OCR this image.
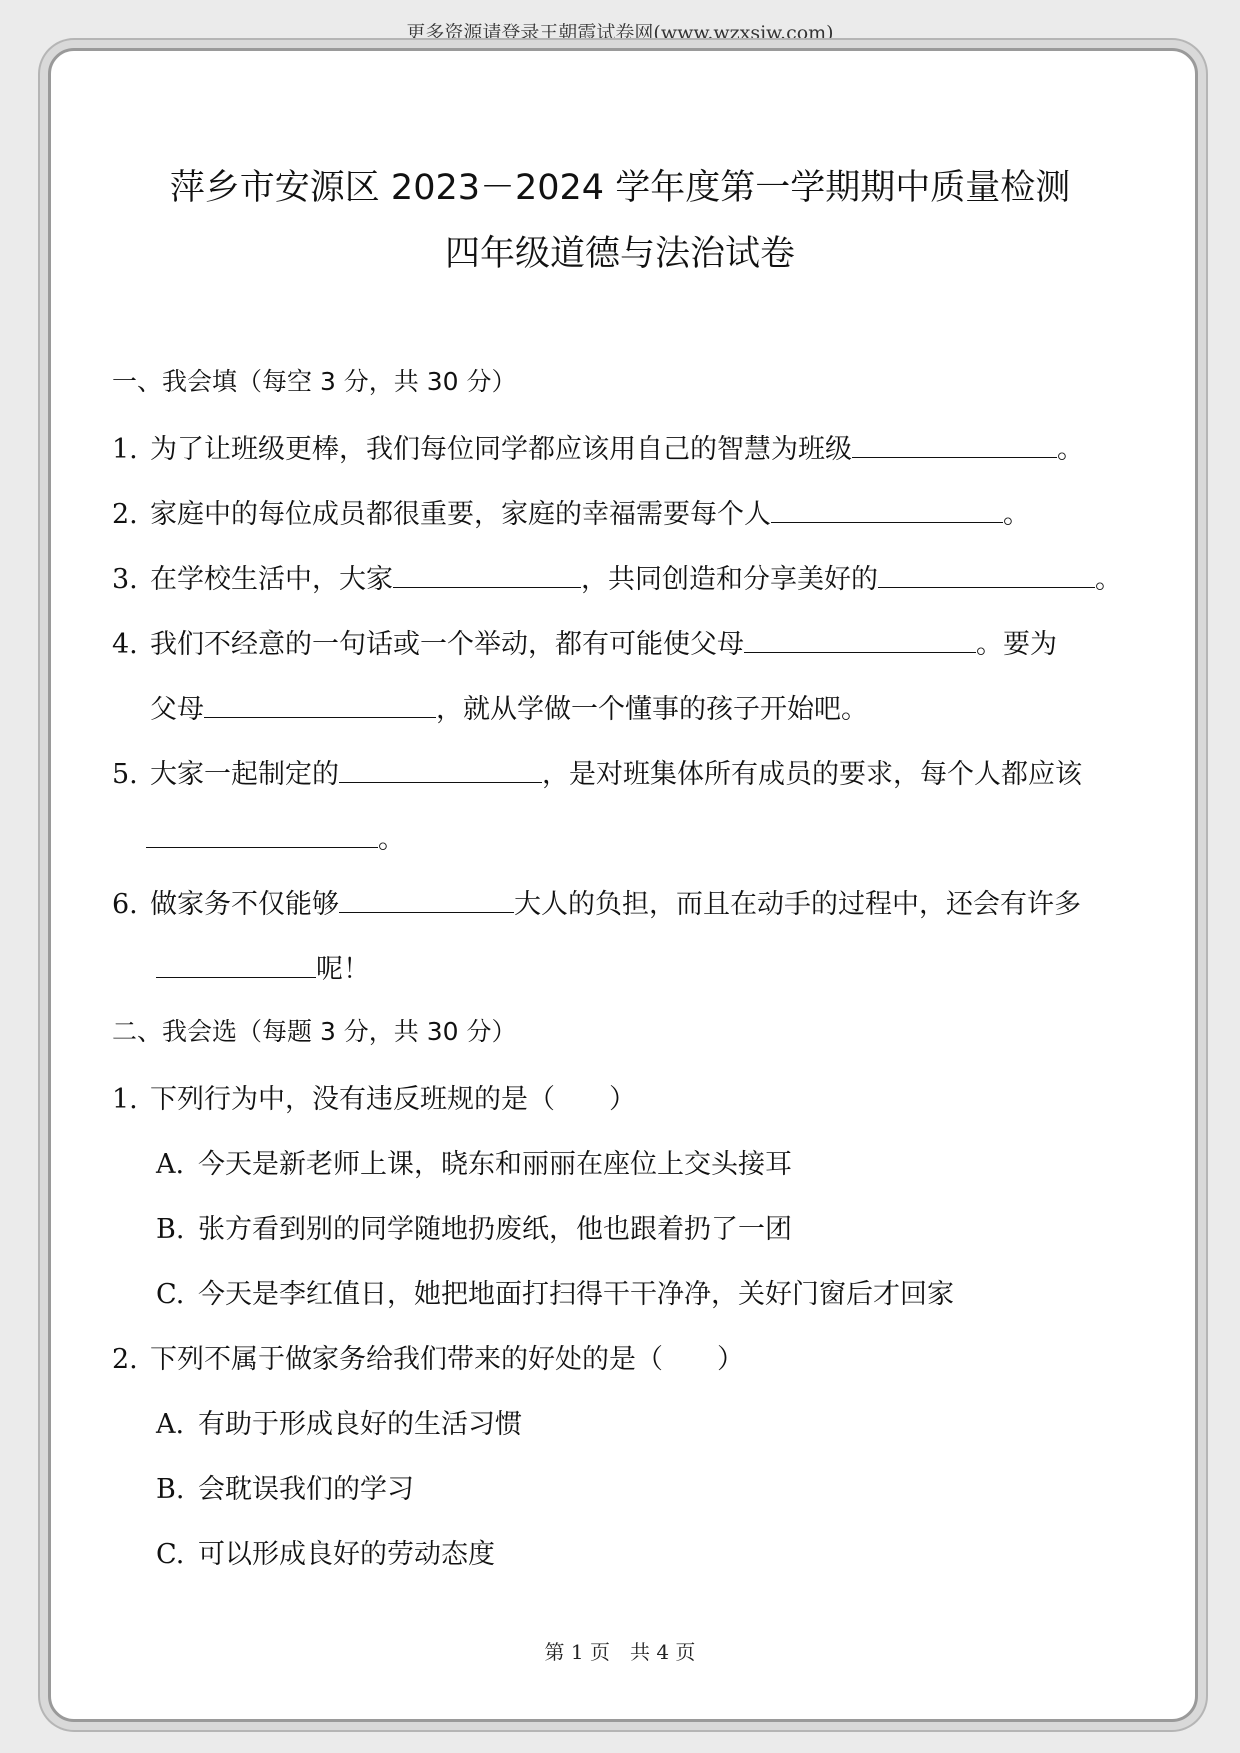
更多资源请登录王朝霞试卷网(www.wzxsjw.com)
萍乡市安源区 2023－2024 学年度第一学期期中质量检测
四年级道德与法治试卷
一、我会填（每空 3 分，共 30 分）
1. 为了让班级更棒，我们每位同学都应该用自己的智慧为班级	。
2. 家庭中的每位成员都很重要，家庭的幸福需要每个人	。
3. 在学校生活中，大家	，共同创造和分享美好的	。
4. 我们不经意的一句话或一个举动，都有可能使父母	。要为
父母	，就从学做一个懂事的孩子开始吧。
5. 大家一起制定的	，是对班集体所有成员的要求，每个人都应该
。
6. 做家务不仅能够	大人的负担，而且在动手的过程中，还会有许多
呢！
二、我会选（每题 3 分，共 30 分）
1. 下列行为中，没有违反班规的是（　　）
A. 今天是新老师上课，晓东和丽丽在座位上交头接耳
B. 张方看到别的同学随地扔废纸，他也跟着扔了一团
C. 今天是李红值日，她把地面打扫得干干净净，关好门窗后才回家
2. 下列不属于做家务给我们带来的好处的是（　　）
A. 有助于形成良好的生活习惯
B. 会耽误我们的学习
C. 可以形成良好的劳动态度
第 1 页　共 4 页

- - - - - - -

▸ Your goal
Every line above should be returned exactly; the pictures stay out.

▸ Answer to this problem
OCR this image.
更多资源请登录王朝霞试卷网(www.wzxsjw.com)
萍乡市安源区 2023－2024 学年度第一学期期中质量检测
四年级道德与法治试卷
一、我会填（每空 3 分，共 30 分）
1. 为了让班级更棒，我们每位同学都应该用自己的智慧为班级	。
2. 家庭中的每位成员都很重要，家庭的幸福需要每个人	。
3. 在学校生活中，大家	，共同创造和分享美好的	。
4. 我们不经意的一句话或一个举动，都有可能使父母	。要为
父母	，就从学做一个懂事的孩子开始吧。
5. 大家一起制定的	，是对班集体所有成员的要求，每个人都应该
。
6. 做家务不仅能够	大人的负担，而且在动手的过程中，还会有许多
呢！
二、我会选（每题 3 分，共 30 分）
1. 下列行为中，没有违反班规的是（　　）
A. 今天是新老师上课，晓东和丽丽在座位上交头接耳
B. 张方看到别的同学随地扔废纸，他也跟着扔了一团
C. 今天是李红值日，她把地面打扫得干干净净，关好门窗后才回家
2. 下列不属于做家务给我们带来的好处的是（　　）
A. 有助于形成良好的生活习惯
B. 会耽误我们的学习
C. 可以形成良好的劳动态度
第 1 页　共 4 页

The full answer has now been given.